------ Data shown
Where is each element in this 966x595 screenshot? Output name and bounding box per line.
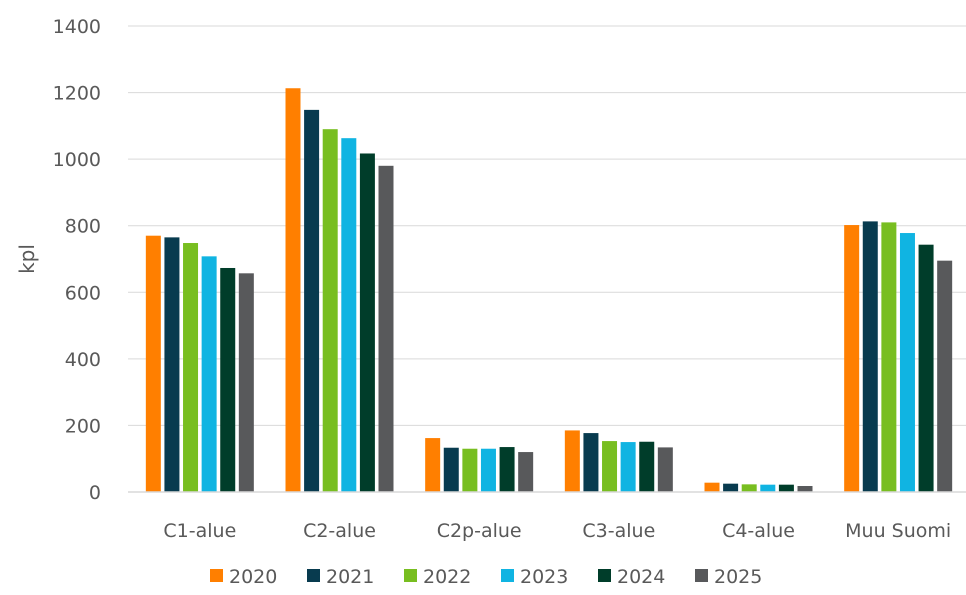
bar-2020-C2p-alue — [425, 438, 441, 492]
bar-2024-C1-alue — [220, 267, 236, 492]
bar-2024-C4-alue — [778, 484, 794, 492]
bar-2021-Muu Suomi — [862, 221, 878, 492]
bar-2021-C3-alue — [583, 433, 599, 492]
legend-label: 2021 — [326, 566, 374, 588]
gridlines — [128, 25, 966, 426]
bar-2025-C4-alue — [797, 486, 813, 492]
bar-2025-C3-alue — [657, 447, 673, 492]
y-tick-label: 0 — [89, 482, 101, 504]
x-tick-label: C3-alue — [582, 520, 655, 542]
bar-2023-C4-alue — [760, 484, 776, 492]
bar-2025-C1-alue — [238, 273, 254, 492]
bar-2022-C2p-alue — [462, 448, 478, 492]
bar-2024-Muu Suomi — [918, 244, 934, 492]
legend-item-2020: 2020 — [210, 566, 277, 588]
legend-item-2024: 2024 — [598, 566, 665, 588]
bar-2023-C2-alue — [341, 138, 357, 492]
y-tick-label: 200 — [65, 415, 101, 437]
legend-item-2021: 2021 — [307, 566, 374, 588]
bar-2024-C3-alue — [639, 441, 655, 492]
y-axis-title: kpl — [15, 244, 39, 274]
legend-swatch — [307, 569, 320, 582]
bar-2022-C1-alue — [183, 243, 199, 492]
y-tick-label: 600 — [65, 282, 101, 304]
bar-2020-C4-alue — [704, 482, 720, 492]
y-tick-label: 800 — [65, 216, 101, 238]
bar-2020-Muu Suomi — [844, 225, 860, 492]
bar-2023-Muu Suomi — [899, 233, 915, 492]
bar-2025-C2-alue — [378, 165, 394, 493]
bar-2021-C4-alue — [723, 483, 739, 492]
legend-label: 2023 — [520, 566, 568, 588]
bar-2020-C3-alue — [564, 430, 580, 492]
x-tick-label: C2p-alue — [437, 520, 522, 542]
legend-label: 2022 — [423, 566, 471, 588]
legend-swatch — [404, 569, 417, 582]
bars — [145, 88, 953, 493]
bar-2022-C3-alue — [602, 441, 618, 492]
legend-label: 2025 — [714, 566, 762, 588]
x-tick-label: C2-alue — [303, 520, 376, 542]
y-tick-label: 1000 — [53, 149, 101, 171]
y-tick-label: 400 — [65, 349, 101, 371]
legend-swatch — [695, 569, 708, 582]
legend-label: 2020 — [229, 566, 277, 588]
legend-label: 2024 — [617, 566, 665, 588]
bar-2022-C4-alue — [741, 484, 757, 492]
bar-2021-C2p-alue — [443, 447, 459, 492]
x-tick-label: Muu Suomi — [845, 520, 951, 542]
legend-item-2025: 2025 — [695, 566, 762, 588]
legend: 2020 2021 2022 2023 2024 2025 — [210, 566, 762, 588]
y-axis-ticks: 0 200 400 600 800 1000 1200 1400 — [53, 16, 101, 504]
bar-2021-C1-alue — [164, 237, 180, 492]
bar-2023-C3-alue — [620, 442, 636, 492]
bar-2020-C2-alue — [285, 88, 301, 492]
bar-2023-C1-alue — [201, 256, 217, 492]
x-axis-ticks: C1-alue C2-alue C2p-alue C3-alue C4-alue Muu … — [163, 520, 951, 542]
bar-2022-C2-alue — [322, 129, 338, 492]
bar-2025-C2p-alue — [518, 452, 534, 492]
bar-2023-C2p-alue — [480, 448, 496, 492]
bar-2020-C1-alue — [145, 235, 161, 492]
legend-item-2022: 2022 — [404, 566, 471, 588]
y-tick-label: 1200 — [53, 83, 101, 105]
x-tick-label: C4-alue — [722, 520, 795, 542]
bar-2025-Muu Suomi — [937, 260, 953, 492]
legend-swatch — [501, 569, 514, 582]
x-tick-label: C1-alue — [163, 520, 236, 542]
legend-swatch — [210, 569, 223, 582]
bar-2021-C2-alue — [304, 109, 320, 492]
bar-2024-C2p-alue — [499, 447, 515, 492]
legend-item-2023: 2023 — [501, 566, 568, 588]
bar-2024-C2-alue — [359, 153, 375, 492]
bar-2022-Muu Suomi — [881, 222, 897, 492]
legend-swatch — [598, 569, 611, 582]
y-tick-label: 1400 — [53, 16, 101, 38]
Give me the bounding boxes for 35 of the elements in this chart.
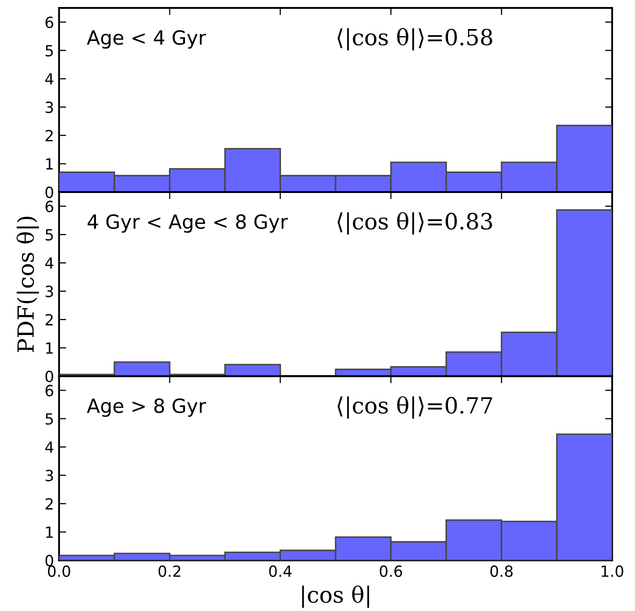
- y-tick-label: 6: [46, 200, 54, 212]
- y-tick-label: 2: [46, 130, 53, 142]
- y-tick-label: 2: [46, 498, 53, 510]
- y-tick-label: 0: [45, 554, 54, 566]
- x-tick-label: 0.6: [380, 565, 402, 577]
- x-axis-title: |cos θ|: [302, 585, 370, 608]
- y-tick-label: 2: [46, 314, 53, 326]
- y-tick-label: 0: [45, 370, 54, 382]
- y-tick-label: 6: [46, 384, 54, 396]
- y-tick-label: 5: [46, 229, 53, 241]
- annotation: 4 Gyr < Age < 8 Gyr: [88, 214, 288, 233]
- y-tick-label: 1: [46, 342, 53, 354]
- annotation: Age < 4 Gyr: [86, 30, 206, 49]
- y-tick-label: 0: [45, 186, 54, 198]
- y-tick-label: 3: [46, 102, 53, 114]
- annotation: ⟨|cos θ|⟩=0.83: [338, 212, 492, 235]
- y-tick-label: 5: [46, 45, 53, 56]
- y-axis-title: PDF(|cos θ|): [16, 216, 39, 352]
- y-tick-label: 6: [46, 16, 54, 28]
- annotation: ⟨|cos θ|⟩=0.58: [338, 28, 492, 50]
- y-tick-label: 5: [46, 413, 53, 425]
- y-tick-label: 4: [45, 73, 54, 85]
- y-tick-label: 3: [46, 470, 53, 482]
- y-tick-label: 3: [46, 286, 53, 298]
- x-tick-label: 0.2: [158, 565, 180, 577]
- annotation: ⟨|cos θ|⟩=0.77: [338, 396, 492, 419]
- x-tick-label: 0.4: [269, 565, 292, 577]
- y-tick-label: 1: [46, 158, 53, 170]
- x-tick-label: 0.0: [48, 565, 70, 577]
- annotation: Age > 8 Gyr: [86, 398, 206, 417]
- y-tick-label: 4: [45, 258, 54, 269]
- y-tick-label: 1: [46, 526, 53, 538]
- x-tick-label: 0.8: [490, 565, 513, 577]
- x-tick-label: 1.0: [602, 565, 624, 577]
- y-tick-label: 4: [45, 442, 54, 453]
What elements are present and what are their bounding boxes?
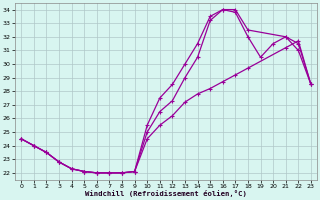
X-axis label: Windchill (Refroidissement éolien,°C): Windchill (Refroidissement éolien,°C) (85, 190, 247, 197)
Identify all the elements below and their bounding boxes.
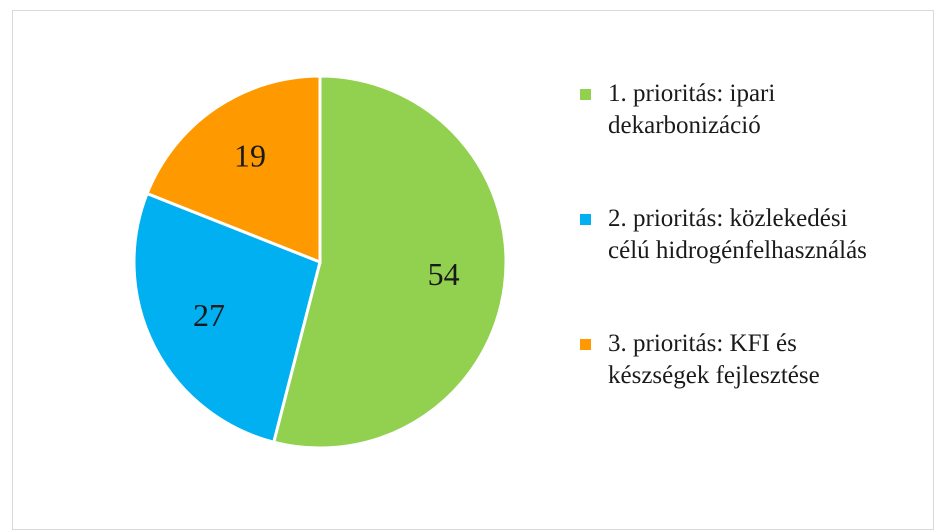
legend: 1. prioritás: ipari dekarbonizáció 2. pr… — [580, 78, 930, 392]
pie-slice-3 — [145, 74, 322, 265]
data-label-3: 19 — [234, 137, 266, 173]
legend-item-1: 1. prioritás: ipari dekarbonizáció — [580, 78, 930, 142]
pie-chart: 54 27 19 — [132, 74, 508, 450]
legend-item-2: 2. prioritás: közlekedési célú hidrogénf… — [580, 203, 930, 267]
data-label-1: 54 — [428, 256, 460, 292]
legend-label-2: 2. prioritás: közlekedési célú hidrogénf… — [608, 205, 867, 264]
legend-swatch-3 — [580, 339, 591, 350]
legend-item-3: 3. prioritás: KFI és készségek fejleszté… — [580, 328, 930, 392]
pie-slice-1 — [271, 74, 508, 450]
legend-label-3: 3. prioritás: KFI és készségek fejleszté… — [608, 330, 820, 389]
pie-slice-2 — [132, 191, 322, 444]
legend-swatch-1 — [580, 89, 591, 100]
legend-swatch-2 — [580, 214, 591, 225]
legend-label-1: 1. prioritás: ipari dekarbonizáció — [608, 80, 776, 139]
data-label-2: 27 — [193, 297, 225, 333]
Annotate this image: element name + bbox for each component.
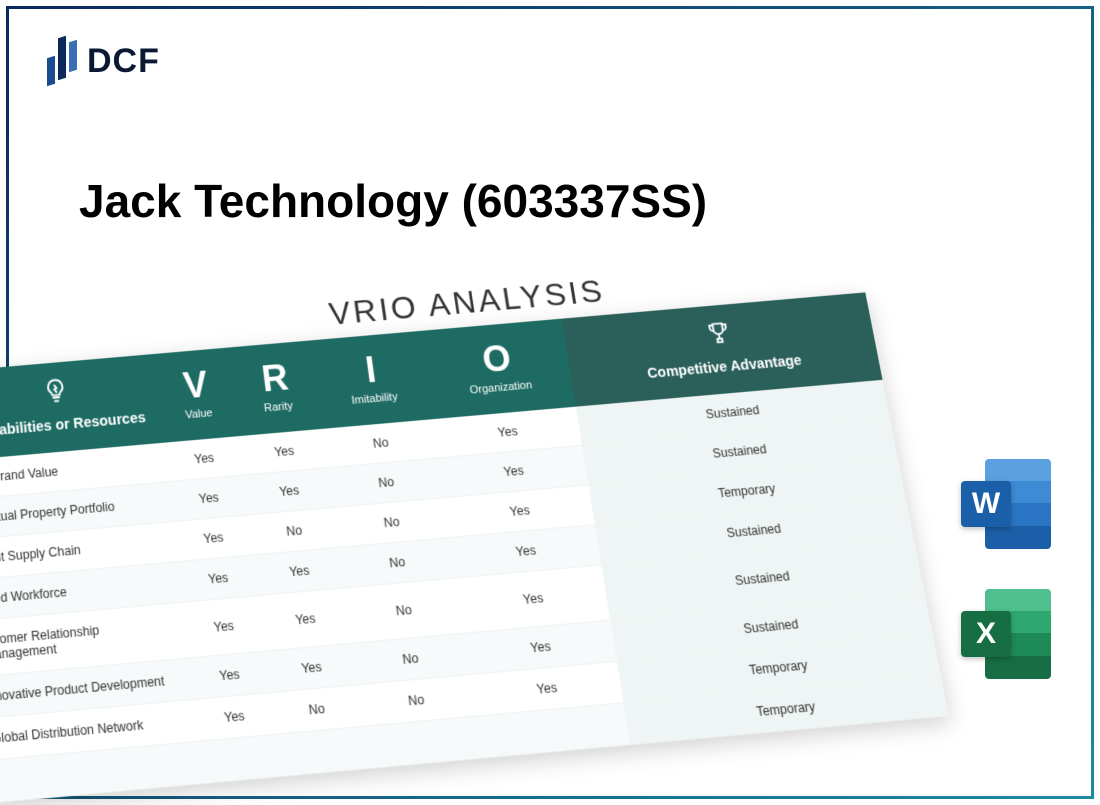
------------
Replace "Muu Suomi" with "Rest of Finland" throughout the lines above, and reproduce them otherwise unchanged, omitting the pictures.

Where is each element in this 966x595 screenshot? Output name and bounding box per line.
bar-2020-C2p-alue — [425, 438, 441, 492]
bar-2024-C1-alue — [220, 267, 236, 492]
bar-2024-C4-alue — [778, 484, 794, 492]
bar-2021-Rest of Finland — [862, 221, 878, 492]
bar-2021-C3-alue — [583, 433, 599, 492]
legend-label: 2021 — [326, 566, 374, 588]
gridlines — [128, 25, 966, 426]
bar-2025-C4-alue — [797, 486, 813, 492]
bar-2025-C3-alue — [657, 447, 673, 492]
y-tick-label: 0 — [89, 482, 101, 504]
x-tick-label: C3-alue — [582, 520, 655, 542]
bar-2023-C4-alue — [760, 484, 776, 492]
bar-2025-C1-alue — [238, 273, 254, 492]
bar-2022-C2p-alue — [462, 448, 478, 492]
bar-2024-Rest of Finland — [918, 244, 934, 492]
legend-item-2020: 2020 — [210, 566, 277, 588]
legend-item-2024: 2024 — [598, 566, 665, 588]
bar-2023-C2-alue — [341, 138, 357, 492]
y-tick-label: 200 — [65, 415, 101, 437]
legend-item-2021: 2021 — [307, 566, 374, 588]
bar-2024-C3-alue — [639, 441, 655, 492]
y-axis-title: kpl — [15, 244, 39, 274]
legend-swatch — [307, 569, 320, 582]
bar-2022-C1-alue — [183, 243, 199, 492]
y-tick-label: 600 — [65, 282, 101, 304]
bar-2020-C4-alue — [704, 482, 720, 492]
y-tick-label: 800 — [65, 216, 101, 238]
bar-2020-Rest of Finland — [844, 225, 860, 492]
bar-2023-Rest of Finland — [899, 233, 915, 492]
bar-2025-C2-alue — [378, 165, 394, 493]
bar-2021-C4-alue — [723, 483, 739, 492]
legend-label: 2023 — [520, 566, 568, 588]
bar-2020-C3-alue — [564, 430, 580, 492]
x-tick-label: C2p-alue — [437, 520, 522, 542]
legend-label: 2022 — [423, 566, 471, 588]
legend-swatch — [404, 569, 417, 582]
bars — [145, 88, 953, 493]
bar-2022-C3-alue — [602, 441, 618, 492]
legend-label: 2025 — [714, 566, 762, 588]
x-tick-label: C2-alue — [303, 520, 376, 542]
y-tick-label: 1000 — [53, 149, 101, 171]
y-tick-label: 400 — [65, 349, 101, 371]
legend-swatch — [695, 569, 708, 582]
legend-label: 2020 — [229, 566, 277, 588]
legend-label: 2024 — [617, 566, 665, 588]
bar-2022-C4-alue — [741, 484, 757, 492]
bar-2021-C2p-alue — [443, 447, 459, 492]
x-tick-label: Rest of Finland — [845, 520, 951, 542]
legend-item-2025: 2025 — [695, 566, 762, 588]
legend: 2020 2021 2022 2023 2024 2025 — [210, 566, 762, 588]
y-axis-ticks: 0 200 400 600 800 1000 1200 1400 — [53, 16, 101, 504]
bar-2021-C1-alue — [164, 237, 180, 492]
bar-2023-C3-alue — [620, 442, 636, 492]
bar-2020-C2-alue — [285, 88, 301, 492]
bar-2023-C1-alue — [201, 256, 217, 492]
x-axis-ticks: C1-alue C2-alue C2p-alue C3-alue C4-alue Muu … — [163, 520, 951, 542]
bar-2022-C2-alue — [322, 129, 338, 492]
bar-2025-C2p-alue — [518, 452, 534, 492]
bar-2023-C2p-alue — [480, 448, 496, 492]
bar-2020-C1-alue — [145, 235, 161, 492]
legend-item-2022: 2022 — [404, 566, 471, 588]
y-tick-label: 1200 — [53, 83, 101, 105]
x-tick-label: C4-alue — [722, 520, 795, 542]
bar-2025-Rest of Finland — [937, 260, 953, 492]
legend-swatch — [501, 569, 514, 582]
x-tick-label: C1-alue — [163, 520, 236, 542]
legend-swatch — [210, 569, 223, 582]
bar-2021-C2-alue — [304, 109, 320, 492]
bar-2024-C2p-alue — [499, 447, 515, 492]
legend-item-2023: 2023 — [501, 566, 568, 588]
bar-2024-C2-alue — [359, 153, 375, 492]
bar-2022-Rest of Finland — [881, 222, 897, 492]
legend-swatch — [598, 569, 611, 582]
y-tick-label: 1400 — [53, 16, 101, 38]
Give me the bounding boxes for 35 of the elements in this chart.
- y-tick-label: 6: [46, 200, 54, 212]
- y-tick-label: 2: [46, 130, 53, 142]
- y-tick-label: 2: [46, 498, 53, 510]
- y-tick-label: 0: [45, 554, 54, 566]
- x-tick-label: 0.6: [380, 565, 402, 577]
- x-axis-title: |cos θ|: [302, 585, 370, 608]
- y-tick-label: 2: [46, 314, 53, 326]
- y-tick-label: 0: [45, 370, 54, 382]
- y-tick-label: 6: [46, 384, 54, 396]
- y-tick-label: 5: [46, 229, 53, 241]
- annotation: 4 Gyr < Age < 8 Gyr: [88, 214, 288, 233]
- y-tick-label: 1: [46, 342, 53, 354]
- annotation: Age < 4 Gyr: [86, 30, 206, 49]
- y-tick-label: 0: [45, 186, 54, 198]
- y-tick-label: 3: [46, 102, 53, 114]
- annotation: ⟨|cos θ|⟩=0.83: [338, 212, 492, 235]
- y-tick-label: 5: [46, 45, 53, 56]
- y-axis-title: PDF(|cos θ|): [16, 216, 39, 352]
- y-tick-label: 6: [46, 16, 54, 28]
- annotation: ⟨|cos θ|⟩=0.58: [338, 28, 492, 50]
- y-tick-label: 5: [46, 413, 53, 425]
- y-tick-label: 4: [45, 73, 54, 85]
- y-tick-label: 3: [46, 470, 53, 482]
- y-tick-label: 3: [46, 286, 53, 298]
- x-tick-label: 0.2: [158, 565, 180, 577]
- annotation: ⟨|cos θ|⟩=0.77: [338, 396, 492, 419]
- x-tick-label: 0.4: [269, 565, 292, 577]
- y-tick-label: 1: [46, 158, 53, 170]
- x-tick-label: 0.0: [48, 565, 70, 577]
- annotation: Age > 8 Gyr: [86, 398, 206, 417]
- y-tick-label: 4: [45, 258, 54, 269]
- y-tick-label: 1: [46, 526, 53, 538]
- x-tick-label: 0.8: [490, 565, 513, 577]
- x-tick-label: 1.0: [602, 565, 624, 577]
- y-tick-label: 4: [45, 442, 54, 453]
What elements are present and what are their bounding boxes?
X-axis label: Windchill (Refroidissement éolien,°C): Windchill (Refroidissement éolien,°C) (85, 190, 247, 197)
Identify all the elements below and their bounding boxes.
legend: 1. prioritás: ipari dekarbonizáció 2. pr… — [580, 78, 930, 392]
pie-slice-3 — [145, 74, 322, 265]
data-label-3: 19 — [234, 137, 266, 173]
legend-item-1: 1. prioritás: ipari dekarbonizáció — [580, 78, 930, 142]
pie-chart: 54 27 19 — [132, 74, 508, 450]
legend-item-2: 2. prioritás: közlekedési célú hidrogénf… — [580, 203, 930, 267]
data-label-1: 54 — [428, 256, 460, 292]
legend-label-2: 2. prioritás: közlekedési célú hidrogénf… — [608, 205, 867, 264]
legend-swatch-3 — [580, 339, 591, 350]
legend-item-3: 3. prioritás: KFI és készségek fejleszté… — [580, 328, 930, 392]
pie-slice-1 — [271, 74, 508, 450]
legend-label-3: 3. prioritás: KFI és készségek fejleszté… — [608, 330, 820, 389]
pie-slice-2 — [132, 191, 322, 444]
legend-swatch-1 — [580, 89, 591, 100]
legend-swatch-2 — [580, 214, 591, 225]
legend-label-1: 1. prioritás: ipari dekarbonizáció — [608, 80, 776, 139]
data-label-2: 27 — [193, 297, 225, 333]
Annotate this image: element name + bbox for each component.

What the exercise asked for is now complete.